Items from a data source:
## Begin

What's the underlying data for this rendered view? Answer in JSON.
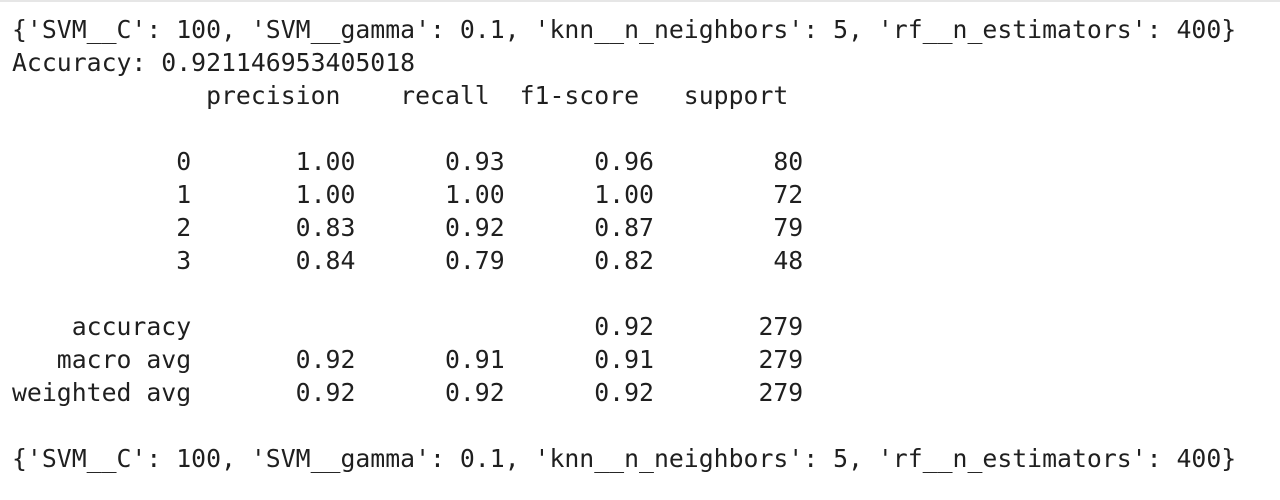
{
  "output": {
    "params_line_1": "{'SVM__C': 100, 'SVM__gamma': 0.1, 'knn__n_neighbors': 5, 'rf__n_estimators': 400}",
    "accuracy_line": "Accuracy: 0.921146953405018",
    "report": {
      "header": "             precision    recall  f1-score   support",
      "rows": [
        "           0       1.00      0.93      0.96        80",
        "           1       1.00      1.00      1.00        72",
        "           2       0.83      0.92      0.87        79",
        "           3       0.84      0.79      0.82        48"
      ],
      "summary": [
        "    accuracy                           0.92       279",
        "   macro avg       0.92      0.91      0.91       279",
        "weighted avg       0.92      0.92      0.92       279"
      ]
    },
    "params_line_2": "{'SVM__C': 100, 'SVM__gamma': 0.1, 'knn__n_neighbors': 5, 'rf__n_estimators': 400}"
  }
}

## End

Pictures stay out; reproduce every line of the records exactly.

What's the underlying data for this rendered view? Answer in JSON.
{
  "output": {
    "params_line_1": "{'SVM__C': 100, 'SVM__gamma': 0.1, 'knn__n_neighbors': 5, 'rf__n_estimators': 400}",
    "accuracy_line": "Accuracy: 0.921146953405018",
    "report": {
      "header": "             precision    recall  f1-score   support",
      "rows": [
        "           0       1.00      0.93      0.96        80",
        "           1       1.00      1.00      1.00        72",
        "           2       0.83      0.92      0.87        79",
        "           3       0.84      0.79      0.82        48"
      ],
      "summary": [
        "    accuracy                           0.92       279",
        "   macro avg       0.92      0.91      0.91       279",
        "weighted avg       0.92      0.92      0.92       279"
      ]
    },
    "params_line_2": "{'SVM__C': 100, 'SVM__gamma': 0.1, 'knn__n_neighbors': 5, 'rf__n_estimators': 400}"
  }
}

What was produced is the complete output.